[Extracted data entries]
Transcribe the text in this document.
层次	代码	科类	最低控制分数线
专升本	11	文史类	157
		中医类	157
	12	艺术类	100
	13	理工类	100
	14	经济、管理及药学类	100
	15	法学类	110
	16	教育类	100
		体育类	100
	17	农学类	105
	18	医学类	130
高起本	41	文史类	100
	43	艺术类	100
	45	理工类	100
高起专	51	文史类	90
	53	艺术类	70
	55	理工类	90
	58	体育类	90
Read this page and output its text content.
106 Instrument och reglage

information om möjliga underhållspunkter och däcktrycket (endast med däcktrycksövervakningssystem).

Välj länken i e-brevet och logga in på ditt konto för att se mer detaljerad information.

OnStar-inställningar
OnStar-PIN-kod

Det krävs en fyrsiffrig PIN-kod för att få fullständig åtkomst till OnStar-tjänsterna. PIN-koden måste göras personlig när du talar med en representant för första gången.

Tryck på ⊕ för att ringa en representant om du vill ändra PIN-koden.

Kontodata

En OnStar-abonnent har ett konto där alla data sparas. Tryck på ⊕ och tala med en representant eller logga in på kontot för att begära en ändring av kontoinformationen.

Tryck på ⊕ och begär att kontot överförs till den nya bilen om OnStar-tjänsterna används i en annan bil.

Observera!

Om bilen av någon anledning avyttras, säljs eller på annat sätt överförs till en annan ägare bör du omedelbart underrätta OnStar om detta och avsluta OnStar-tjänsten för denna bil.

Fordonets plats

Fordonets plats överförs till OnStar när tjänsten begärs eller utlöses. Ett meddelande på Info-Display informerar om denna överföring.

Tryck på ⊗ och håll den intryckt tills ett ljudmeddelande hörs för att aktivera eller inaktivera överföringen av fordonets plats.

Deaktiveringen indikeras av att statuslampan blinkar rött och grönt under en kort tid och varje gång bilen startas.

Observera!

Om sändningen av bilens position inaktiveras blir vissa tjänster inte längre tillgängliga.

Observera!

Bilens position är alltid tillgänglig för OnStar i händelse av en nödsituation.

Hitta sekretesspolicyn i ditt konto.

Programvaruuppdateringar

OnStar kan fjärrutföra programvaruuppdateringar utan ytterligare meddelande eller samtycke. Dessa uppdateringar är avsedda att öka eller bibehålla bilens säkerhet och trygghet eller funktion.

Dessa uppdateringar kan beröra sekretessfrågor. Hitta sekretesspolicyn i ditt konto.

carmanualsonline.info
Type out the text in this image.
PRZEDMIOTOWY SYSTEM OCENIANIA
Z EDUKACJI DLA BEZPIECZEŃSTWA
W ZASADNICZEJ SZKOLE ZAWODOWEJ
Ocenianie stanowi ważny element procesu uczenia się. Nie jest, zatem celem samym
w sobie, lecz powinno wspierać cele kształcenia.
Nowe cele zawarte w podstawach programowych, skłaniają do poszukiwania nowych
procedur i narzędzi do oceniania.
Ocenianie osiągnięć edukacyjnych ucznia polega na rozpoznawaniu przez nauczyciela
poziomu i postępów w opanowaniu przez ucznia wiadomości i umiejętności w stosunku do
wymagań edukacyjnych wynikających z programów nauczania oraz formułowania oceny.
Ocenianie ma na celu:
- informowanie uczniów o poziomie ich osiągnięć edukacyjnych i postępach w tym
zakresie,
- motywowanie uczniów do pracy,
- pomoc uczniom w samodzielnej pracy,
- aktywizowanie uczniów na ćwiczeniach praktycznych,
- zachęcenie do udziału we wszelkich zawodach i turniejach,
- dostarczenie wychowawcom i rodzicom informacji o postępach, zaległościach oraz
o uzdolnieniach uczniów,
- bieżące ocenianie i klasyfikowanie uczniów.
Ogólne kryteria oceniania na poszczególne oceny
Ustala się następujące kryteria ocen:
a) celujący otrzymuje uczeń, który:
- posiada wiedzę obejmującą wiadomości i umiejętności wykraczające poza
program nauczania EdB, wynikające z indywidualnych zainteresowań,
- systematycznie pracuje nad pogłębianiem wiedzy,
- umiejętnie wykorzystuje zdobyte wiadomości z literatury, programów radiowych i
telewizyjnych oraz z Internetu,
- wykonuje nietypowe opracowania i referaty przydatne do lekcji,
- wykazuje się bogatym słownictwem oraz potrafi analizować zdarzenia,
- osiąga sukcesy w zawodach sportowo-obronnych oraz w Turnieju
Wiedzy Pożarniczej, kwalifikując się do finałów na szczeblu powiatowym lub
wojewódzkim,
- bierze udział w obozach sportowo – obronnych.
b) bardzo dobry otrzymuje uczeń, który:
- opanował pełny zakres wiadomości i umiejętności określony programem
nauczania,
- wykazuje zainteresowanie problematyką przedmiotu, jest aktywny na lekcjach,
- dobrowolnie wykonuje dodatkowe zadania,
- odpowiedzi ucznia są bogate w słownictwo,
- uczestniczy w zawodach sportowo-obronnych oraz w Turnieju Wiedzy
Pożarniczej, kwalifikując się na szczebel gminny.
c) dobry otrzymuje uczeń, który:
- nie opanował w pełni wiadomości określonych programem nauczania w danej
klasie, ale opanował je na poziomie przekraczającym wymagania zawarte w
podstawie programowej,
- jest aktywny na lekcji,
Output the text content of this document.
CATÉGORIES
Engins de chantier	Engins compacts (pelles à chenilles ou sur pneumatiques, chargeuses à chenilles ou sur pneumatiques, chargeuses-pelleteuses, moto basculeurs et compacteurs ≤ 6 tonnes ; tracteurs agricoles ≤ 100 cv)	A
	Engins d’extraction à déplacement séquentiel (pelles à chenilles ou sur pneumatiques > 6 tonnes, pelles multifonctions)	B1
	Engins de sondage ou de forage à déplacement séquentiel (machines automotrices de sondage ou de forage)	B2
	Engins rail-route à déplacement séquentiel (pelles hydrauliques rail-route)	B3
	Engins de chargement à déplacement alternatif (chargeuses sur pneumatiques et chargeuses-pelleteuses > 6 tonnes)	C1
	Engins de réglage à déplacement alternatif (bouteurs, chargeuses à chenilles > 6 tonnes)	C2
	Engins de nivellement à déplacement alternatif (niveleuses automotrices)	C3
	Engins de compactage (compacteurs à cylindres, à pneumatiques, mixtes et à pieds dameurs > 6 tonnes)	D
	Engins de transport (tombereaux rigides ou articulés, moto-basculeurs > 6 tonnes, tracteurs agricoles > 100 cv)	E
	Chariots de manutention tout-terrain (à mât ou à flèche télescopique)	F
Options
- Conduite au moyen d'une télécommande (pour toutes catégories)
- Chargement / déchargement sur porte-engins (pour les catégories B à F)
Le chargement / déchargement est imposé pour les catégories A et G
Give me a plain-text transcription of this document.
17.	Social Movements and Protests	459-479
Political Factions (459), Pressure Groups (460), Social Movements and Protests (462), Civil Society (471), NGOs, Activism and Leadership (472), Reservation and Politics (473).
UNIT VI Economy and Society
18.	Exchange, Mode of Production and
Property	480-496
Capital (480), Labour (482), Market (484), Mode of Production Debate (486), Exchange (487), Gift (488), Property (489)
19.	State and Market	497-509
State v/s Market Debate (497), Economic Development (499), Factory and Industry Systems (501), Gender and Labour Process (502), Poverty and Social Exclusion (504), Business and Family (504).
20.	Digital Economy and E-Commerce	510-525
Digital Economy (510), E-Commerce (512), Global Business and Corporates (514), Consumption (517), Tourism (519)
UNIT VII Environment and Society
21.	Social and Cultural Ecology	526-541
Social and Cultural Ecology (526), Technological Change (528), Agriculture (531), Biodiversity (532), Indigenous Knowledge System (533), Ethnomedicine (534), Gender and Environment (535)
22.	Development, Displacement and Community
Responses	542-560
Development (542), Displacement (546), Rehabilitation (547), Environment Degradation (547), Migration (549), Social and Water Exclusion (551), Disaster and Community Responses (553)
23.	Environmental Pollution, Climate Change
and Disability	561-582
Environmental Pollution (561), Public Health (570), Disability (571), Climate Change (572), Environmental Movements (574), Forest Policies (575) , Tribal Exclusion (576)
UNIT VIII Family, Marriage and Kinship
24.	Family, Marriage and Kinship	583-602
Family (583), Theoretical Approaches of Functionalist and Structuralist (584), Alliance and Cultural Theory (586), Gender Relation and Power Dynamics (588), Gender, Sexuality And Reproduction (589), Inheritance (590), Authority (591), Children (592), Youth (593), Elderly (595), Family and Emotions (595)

▸ **Exercise description**: Return exactly the lines of the data, and only those, from the line with "Give me a plain-text" through the last line, inclusive.

▸ **Full solution**:
Give me a plain-text transcription of this document.
17.	Social Movements and Protests	459-479
Political Factions (459), Pressure Groups (460), Social Movements and Protests (462), Civil Society (471), NGOs, Activism and Leadership (472), Reservation and Politics (473).
UNIT VI Economy and Society
18.	Exchange, Mode of Production and
Property	480-496
Capital (480), Labour (482), Market (484), Mode of Production Debate (486), Exchange (487), Gift (488), Property (489)
19.	State and Market	497-509
State v/s Market Debate (497), Economic Development (499), Factory and Industry Systems (501), Gender and Labour Process (502), Poverty and Social Exclusion (504), Business and Family (504).
20.	Digital Economy and E-Commerce	510-525
Digital Economy (510), E-Commerce (512), Global Business and Corporates (514), Consumption (517), Tourism (519)
UNIT VII Environment and Society
21.	Social and Cultural Ecology	526-541
Social and Cultural Ecology (526), Technological Change (528), Agriculture (531), Biodiversity (532), Indigenous Knowledge System (533), Ethnomedicine (534), Gender and Environment (535)
22.	Development, Displacement and Community
Responses	542-560
Development (542), Displacement (546), Rehabilitation (547), Environment Degradation (547), Migration (549), Social and Water Exclusion (551), Disaster and Community Responses (553)
23.	Environmental Pollution, Climate Change
and Disability	561-582
Environmental Pollution (561), Public Health (570), Disability (571), Climate Change (572), Environmental Movements (574), Forest Policies (575) , Tribal Exclusion (576)
UNIT VIII Family, Marriage and Kinship
24.	Family, Marriage and Kinship	583-602
Family (583), Theoretical Approaches of Functionalist and Structuralist (584), Alliance and Cultural Theory (586), Gender Relation and Power Dynamics (588), Gender, Sexuality And Reproduction (589), Inheritance (590), Authority (591), Children (592), Youth (593), Elderly (595), Family and Emotions (595)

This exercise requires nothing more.